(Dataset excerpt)
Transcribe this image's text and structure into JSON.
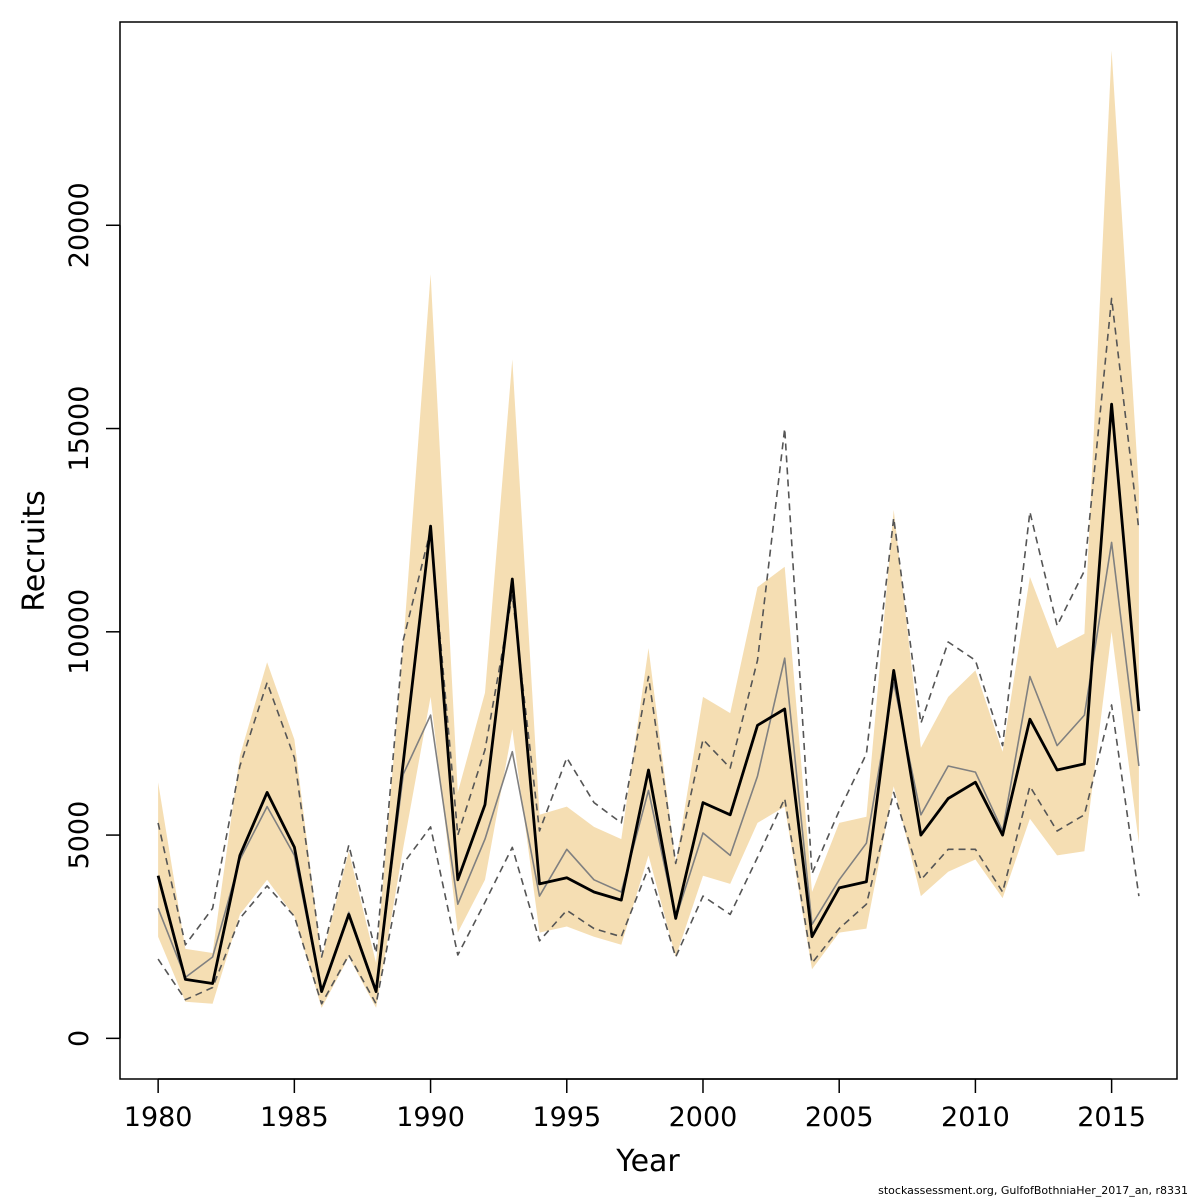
{
  "chart_data": {
    "type": "line",
    "xlabel": "Year",
    "ylabel": "Recruits",
    "xlim": [
      1978.6,
      2017.4
    ],
    "ylim": [
      -1000,
      25000
    ],
    "x_ticks": [
      1980,
      1985,
      1990,
      1995,
      2000,
      2005,
      2010,
      2015
    ],
    "y_ticks": [
      0,
      5000,
      10000,
      15000,
      20000
    ],
    "band_color": "#f5deb3",
    "x": [
      1980,
      1981,
      1982,
      1983,
      1984,
      1985,
      1986,
      1987,
      1988,
      1989,
      1990,
      1991,
      1992,
      1993,
      1994,
      1995,
      1996,
      1997,
      1998,
      1999,
      2000,
      2001,
      2002,
      2003,
      2004,
      2005,
      2006,
      2007,
      2008,
      2009,
      2010,
      2011,
      2012,
      2013,
      2014,
      2015,
      2016
    ],
    "series": [
      {
        "role": "estimate",
        "color": "#000000",
        "values": [
          4000,
          1450,
          1350,
          4500,
          6050,
          4700,
          1150,
          3050,
          1150,
          6800,
          12600,
          3900,
          5750,
          11300,
          3800,
          3950,
          3600,
          3400,
          6600,
          2950,
          5800,
          5500,
          7700,
          8100,
          2500,
          3700,
          3850,
          9050,
          5000,
          5900,
          6300,
          5000,
          7850,
          6600,
          6750,
          15600,
          8050
        ]
      },
      {
        "role": "band-upper",
        "values": [
          6300,
          2200,
          2100,
          6950,
          9250,
          7350,
          1950,
          4600,
          1850,
          9700,
          18800,
          6050,
          8500,
          16700,
          5500,
          5700,
          5200,
          4900,
          9600,
          4300,
          8400,
          8000,
          11100,
          11600,
          3600,
          5300,
          5450,
          13000,
          7150,
          8400,
          9050,
          7050,
          11350,
          9600,
          9950,
          24300,
          13500
        ]
      },
      {
        "role": "band-lower",
        "values": [
          2500,
          900,
          850,
          3050,
          3900,
          3000,
          750,
          2000,
          750,
          4700,
          8400,
          2600,
          3900,
          7600,
          2600,
          2750,
          2500,
          2300,
          4500,
          2000,
          4000,
          3800,
          5300,
          5700,
          1700,
          2600,
          2700,
          6200,
          3500,
          4100,
          4400,
          3450,
          5400,
          4500,
          4600,
          10000,
          4800
        ]
      },
      {
        "role": "comparison",
        "color": "#808080",
        "values": [
          3200,
          1500,
          2000,
          4400,
          5700,
          4500,
          1150,
          3100,
          1200,
          6500,
          7950,
          3300,
          4900,
          7050,
          3500,
          4650,
          3900,
          3600,
          6100,
          2950,
          5050,
          4500,
          6450,
          9350,
          2800,
          3900,
          4800,
          8750,
          5500,
          6700,
          6550,
          5100,
          8900,
          7200,
          7950,
          12200,
          6700
        ]
      },
      {
        "role": "comparison-upper",
        "color": "#555555",
        "values": [
          5300,
          2300,
          3200,
          6700,
          8750,
          6900,
          2000,
          4750,
          2100,
          9800,
          12500,
          5000,
          7100,
          10900,
          5100,
          6900,
          5800,
          5300,
          8900,
          4300,
          7350,
          6650,
          9300,
          15000,
          4050,
          5600,
          7000,
          12800,
          7750,
          9750,
          9300,
          7200,
          12950,
          10150,
          11500,
          18200,
          12500
        ]
      },
      {
        "role": "comparison-lower",
        "color": "#555555",
        "values": [
          1950,
          950,
          1250,
          2950,
          3750,
          3000,
          850,
          2050,
          850,
          4300,
          5200,
          2050,
          3350,
          4700,
          2400,
          3150,
          2700,
          2500,
          4200,
          2000,
          3500,
          3050,
          4450,
          5900,
          1850,
          2700,
          3300,
          6050,
          3900,
          4650,
          4650,
          3600,
          6200,
          5100,
          5500,
          8200,
          3500
        ]
      }
    ]
  },
  "footer": "stockassessment.org, GulfofBothniaHer_2017_an, r8331"
}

◆ **Objective**:
Repeat every record above exactly, but leave out any pictures.

◆ **Correct answer**:
Transcribe this image's text and structure into JSON.
{
  "chart_data": {
    "type": "line",
    "xlabel": "Year",
    "ylabel": "Recruits",
    "xlim": [
      1978.6,
      2017.4
    ],
    "ylim": [
      -1000,
      25000
    ],
    "x_ticks": [
      1980,
      1985,
      1990,
      1995,
      2000,
      2005,
      2010,
      2015
    ],
    "y_ticks": [
      0,
      5000,
      10000,
      15000,
      20000
    ],
    "band_color": "#f5deb3",
    "x": [
      1980,
      1981,
      1982,
      1983,
      1984,
      1985,
      1986,
      1987,
      1988,
      1989,
      1990,
      1991,
      1992,
      1993,
      1994,
      1995,
      1996,
      1997,
      1998,
      1999,
      2000,
      2001,
      2002,
      2003,
      2004,
      2005,
      2006,
      2007,
      2008,
      2009,
      2010,
      2011,
      2012,
      2013,
      2014,
      2015,
      2016
    ],
    "series": [
      {
        "role": "estimate",
        "color": "#000000",
        "values": [
          4000,
          1450,
          1350,
          4500,
          6050,
          4700,
          1150,
          3050,
          1150,
          6800,
          12600,
          3900,
          5750,
          11300,
          3800,
          3950,
          3600,
          3400,
          6600,
          2950,
          5800,
          5500,
          7700,
          8100,
          2500,
          3700,
          3850,
          9050,
          5000,
          5900,
          6300,
          5000,
          7850,
          6600,
          6750,
          15600,
          8050
        ]
      },
      {
        "role": "band-upper",
        "values": [
          6300,
          2200,
          2100,
          6950,
          9250,
          7350,
          1950,
          4600,
          1850,
          9700,
          18800,
          6050,
          8500,
          16700,
          5500,
          5700,
          5200,
          4900,
          9600,
          4300,
          8400,
          8000,
          11100,
          11600,
          3600,
          5300,
          5450,
          13000,
          7150,
          8400,
          9050,
          7050,
          11350,
          9600,
          9950,
          24300,
          13500
        ]
      },
      {
        "role": "band-lower",
        "values": [
          2500,
          900,
          850,
          3050,
          3900,
          3000,
          750,
          2000,
          750,
          4700,
          8400,
          2600,
          3900,
          7600,
          2600,
          2750,
          2500,
          2300,
          4500,
          2000,
          4000,
          3800,
          5300,
          5700,
          1700,
          2600,
          2700,
          6200,
          3500,
          4100,
          4400,
          3450,
          5400,
          4500,
          4600,
          10000,
          4800
        ]
      },
      {
        "role": "comparison",
        "color": "#808080",
        "values": [
          3200,
          1500,
          2000,
          4400,
          5700,
          4500,
          1150,
          3100,
          1200,
          6500,
          7950,
          3300,
          4900,
          7050,
          3500,
          4650,
          3900,
          3600,
          6100,
          2950,
          5050,
          4500,
          6450,
          9350,
          2800,
          3900,
          4800,
          8750,
          5500,
          6700,
          6550,
          5100,
          8900,
          7200,
          7950,
          12200,
          6700
        ]
      },
      {
        "role": "comparison-upper",
        "color": "#555555",
        "values": [
          5300,
          2300,
          3200,
          6700,
          8750,
          6900,
          2000,
          4750,
          2100,
          9800,
          12500,
          5000,
          7100,
          10900,
          5100,
          6900,
          5800,
          5300,
          8900,
          4300,
          7350,
          6650,
          9300,
          15000,
          4050,
          5600,
          7000,
          12800,
          7750,
          9750,
          9300,
          7200,
          12950,
          10150,
          11500,
          18200,
          12500
        ]
      },
      {
        "role": "comparison-lower",
        "color": "#555555",
        "values": [
          1950,
          950,
          1250,
          2950,
          3750,
          3000,
          850,
          2050,
          850,
          4300,
          5200,
          2050,
          3350,
          4700,
          2400,
          3150,
          2700,
          2500,
          4200,
          2000,
          3500,
          3050,
          4450,
          5900,
          1850,
          2700,
          3300,
          6050,
          3900,
          4650,
          4650,
          3600,
          6200,
          5100,
          5500,
          8200,
          3500
        ]
      }
    ]
  },
  "footer": "stockassessment.org, GulfofBothniaHer_2017_an, r8331"
}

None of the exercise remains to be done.